Try it:
Please find the lines in the entries below that contain the word "nicht", and copy each one.

┄┄┄┄┄┄

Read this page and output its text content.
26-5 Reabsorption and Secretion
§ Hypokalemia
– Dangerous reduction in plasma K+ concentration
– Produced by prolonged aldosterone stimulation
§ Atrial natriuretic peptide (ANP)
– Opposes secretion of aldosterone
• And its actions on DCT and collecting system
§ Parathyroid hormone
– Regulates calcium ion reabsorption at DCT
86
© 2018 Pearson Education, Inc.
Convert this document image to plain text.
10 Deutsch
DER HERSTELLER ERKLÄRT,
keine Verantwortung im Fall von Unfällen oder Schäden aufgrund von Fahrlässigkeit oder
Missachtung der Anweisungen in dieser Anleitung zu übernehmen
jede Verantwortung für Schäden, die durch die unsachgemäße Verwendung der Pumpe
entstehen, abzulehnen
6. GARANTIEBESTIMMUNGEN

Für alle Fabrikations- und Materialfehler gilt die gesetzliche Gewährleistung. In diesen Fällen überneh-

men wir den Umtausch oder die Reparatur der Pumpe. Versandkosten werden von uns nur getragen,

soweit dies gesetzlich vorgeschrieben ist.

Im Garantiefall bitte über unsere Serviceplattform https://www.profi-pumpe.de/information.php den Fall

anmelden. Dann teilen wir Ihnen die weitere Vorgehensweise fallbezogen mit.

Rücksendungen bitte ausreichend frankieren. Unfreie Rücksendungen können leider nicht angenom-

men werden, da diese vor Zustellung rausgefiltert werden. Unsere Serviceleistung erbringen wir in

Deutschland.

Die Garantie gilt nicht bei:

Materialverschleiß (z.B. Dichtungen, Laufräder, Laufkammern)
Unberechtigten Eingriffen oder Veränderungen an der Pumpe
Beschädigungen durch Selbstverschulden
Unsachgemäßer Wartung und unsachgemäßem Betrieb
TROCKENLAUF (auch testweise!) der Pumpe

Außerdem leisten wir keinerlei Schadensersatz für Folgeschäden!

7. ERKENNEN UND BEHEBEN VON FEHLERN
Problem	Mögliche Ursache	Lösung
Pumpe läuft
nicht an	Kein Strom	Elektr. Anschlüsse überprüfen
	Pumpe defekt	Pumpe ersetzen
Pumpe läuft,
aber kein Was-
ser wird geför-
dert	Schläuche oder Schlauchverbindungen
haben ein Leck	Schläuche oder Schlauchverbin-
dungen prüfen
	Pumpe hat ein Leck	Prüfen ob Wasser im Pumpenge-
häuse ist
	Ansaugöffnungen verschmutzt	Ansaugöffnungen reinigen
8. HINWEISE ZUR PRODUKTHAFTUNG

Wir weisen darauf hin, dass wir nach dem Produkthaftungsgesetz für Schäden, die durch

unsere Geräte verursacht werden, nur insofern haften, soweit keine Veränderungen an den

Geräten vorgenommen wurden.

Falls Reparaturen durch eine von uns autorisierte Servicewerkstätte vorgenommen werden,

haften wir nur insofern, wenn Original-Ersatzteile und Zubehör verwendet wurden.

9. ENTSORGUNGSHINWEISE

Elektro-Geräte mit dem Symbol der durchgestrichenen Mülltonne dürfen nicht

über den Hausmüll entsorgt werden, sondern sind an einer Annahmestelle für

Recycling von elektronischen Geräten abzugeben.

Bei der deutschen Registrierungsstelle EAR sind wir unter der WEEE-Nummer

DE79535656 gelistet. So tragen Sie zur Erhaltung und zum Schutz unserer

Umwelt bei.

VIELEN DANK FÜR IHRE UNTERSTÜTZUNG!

┄┄┄┄┄┄

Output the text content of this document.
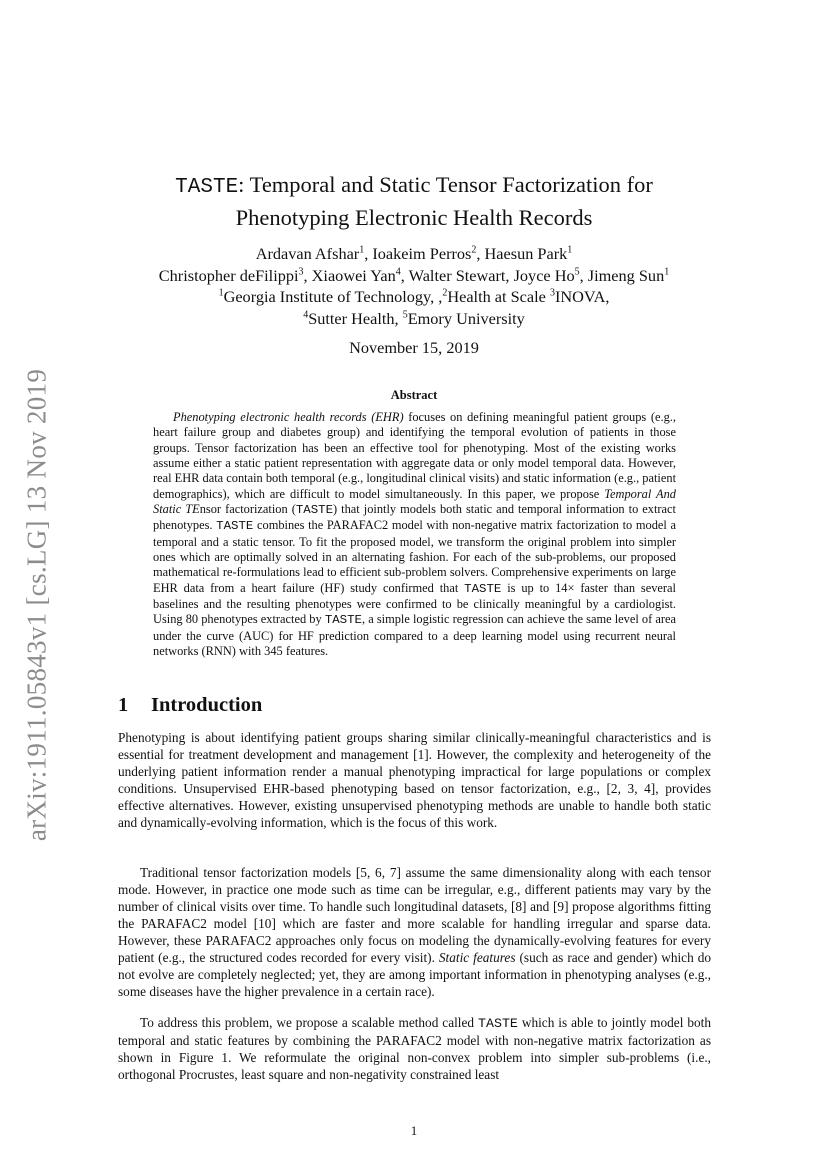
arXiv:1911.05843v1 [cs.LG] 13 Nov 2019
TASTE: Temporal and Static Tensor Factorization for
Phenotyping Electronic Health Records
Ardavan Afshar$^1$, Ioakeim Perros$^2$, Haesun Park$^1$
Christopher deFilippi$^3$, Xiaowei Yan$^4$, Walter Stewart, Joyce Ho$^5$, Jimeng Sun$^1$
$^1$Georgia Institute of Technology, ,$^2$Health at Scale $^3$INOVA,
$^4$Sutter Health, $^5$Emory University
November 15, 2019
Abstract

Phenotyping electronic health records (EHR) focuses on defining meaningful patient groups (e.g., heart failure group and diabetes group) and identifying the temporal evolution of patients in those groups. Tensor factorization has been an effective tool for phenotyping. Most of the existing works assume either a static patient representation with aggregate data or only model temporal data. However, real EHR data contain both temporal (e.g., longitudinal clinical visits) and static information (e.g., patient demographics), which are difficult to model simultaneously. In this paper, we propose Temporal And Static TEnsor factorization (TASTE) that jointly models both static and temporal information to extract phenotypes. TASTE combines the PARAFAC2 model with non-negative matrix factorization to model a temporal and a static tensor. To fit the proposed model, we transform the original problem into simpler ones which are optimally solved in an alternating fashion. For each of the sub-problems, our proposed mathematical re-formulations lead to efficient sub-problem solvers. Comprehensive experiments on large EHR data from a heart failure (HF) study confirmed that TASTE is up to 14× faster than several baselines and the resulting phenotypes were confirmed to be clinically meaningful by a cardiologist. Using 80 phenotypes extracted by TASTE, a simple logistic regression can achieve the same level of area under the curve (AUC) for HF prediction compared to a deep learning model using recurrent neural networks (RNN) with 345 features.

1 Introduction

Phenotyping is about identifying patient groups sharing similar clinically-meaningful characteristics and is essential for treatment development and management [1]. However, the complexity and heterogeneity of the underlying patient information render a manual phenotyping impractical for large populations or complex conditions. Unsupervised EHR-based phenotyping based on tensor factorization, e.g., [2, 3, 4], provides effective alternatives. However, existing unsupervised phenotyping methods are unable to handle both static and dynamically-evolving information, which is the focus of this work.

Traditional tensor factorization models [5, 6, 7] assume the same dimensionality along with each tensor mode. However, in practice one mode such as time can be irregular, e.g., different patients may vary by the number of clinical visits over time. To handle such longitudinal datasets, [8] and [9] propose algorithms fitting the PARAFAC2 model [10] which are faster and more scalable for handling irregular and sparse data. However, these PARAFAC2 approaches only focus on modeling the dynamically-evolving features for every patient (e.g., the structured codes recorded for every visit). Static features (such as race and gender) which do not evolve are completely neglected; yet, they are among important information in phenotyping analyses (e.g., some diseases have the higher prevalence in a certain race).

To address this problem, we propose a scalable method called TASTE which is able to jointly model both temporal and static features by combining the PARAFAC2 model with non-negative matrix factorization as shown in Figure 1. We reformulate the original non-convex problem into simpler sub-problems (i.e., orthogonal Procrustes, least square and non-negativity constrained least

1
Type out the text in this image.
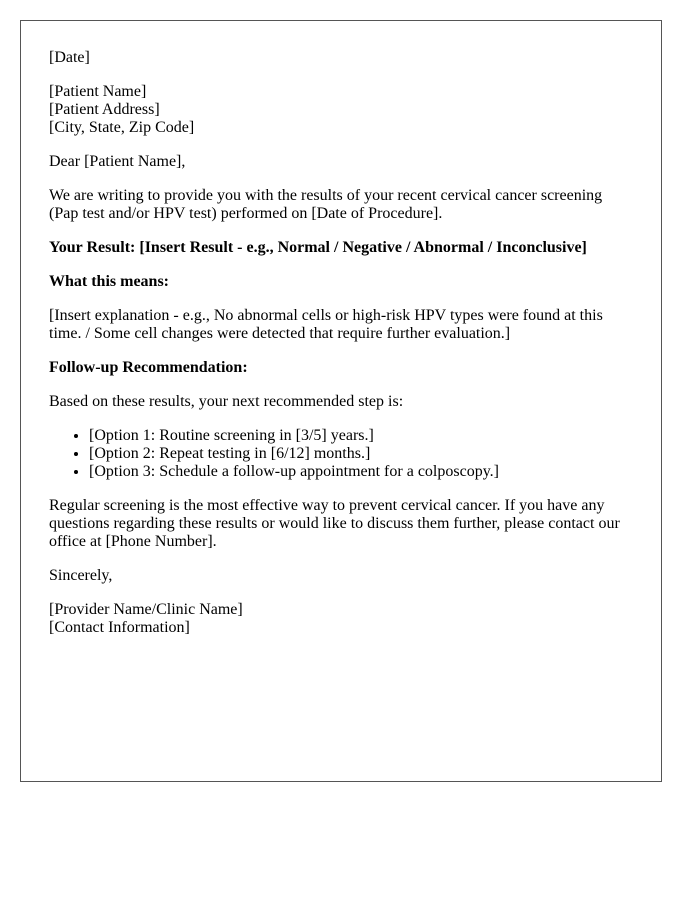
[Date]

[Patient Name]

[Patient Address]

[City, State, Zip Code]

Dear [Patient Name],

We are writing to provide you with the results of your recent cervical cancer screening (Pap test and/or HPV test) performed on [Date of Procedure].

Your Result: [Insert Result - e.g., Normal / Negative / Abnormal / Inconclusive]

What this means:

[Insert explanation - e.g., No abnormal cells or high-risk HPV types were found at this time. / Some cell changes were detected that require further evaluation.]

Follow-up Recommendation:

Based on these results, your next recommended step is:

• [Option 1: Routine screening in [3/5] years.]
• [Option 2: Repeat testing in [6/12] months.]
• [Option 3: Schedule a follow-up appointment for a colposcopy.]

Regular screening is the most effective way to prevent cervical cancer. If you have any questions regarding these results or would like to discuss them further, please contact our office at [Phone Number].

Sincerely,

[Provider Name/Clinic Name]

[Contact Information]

┄┄┄┄┄┄

Result below:
Rücksendungen bitte ausreichend frankieren. Unfreie Rücksendungen können leider nicht angenom-
Die Garantie gilt nicht bei:
nicht an	Kein Strom	Elektr. Anschlüsse überprüfen
Elektro-Geräte mit dem Symbol der durchgestrichenen Mülltonne dürfen nicht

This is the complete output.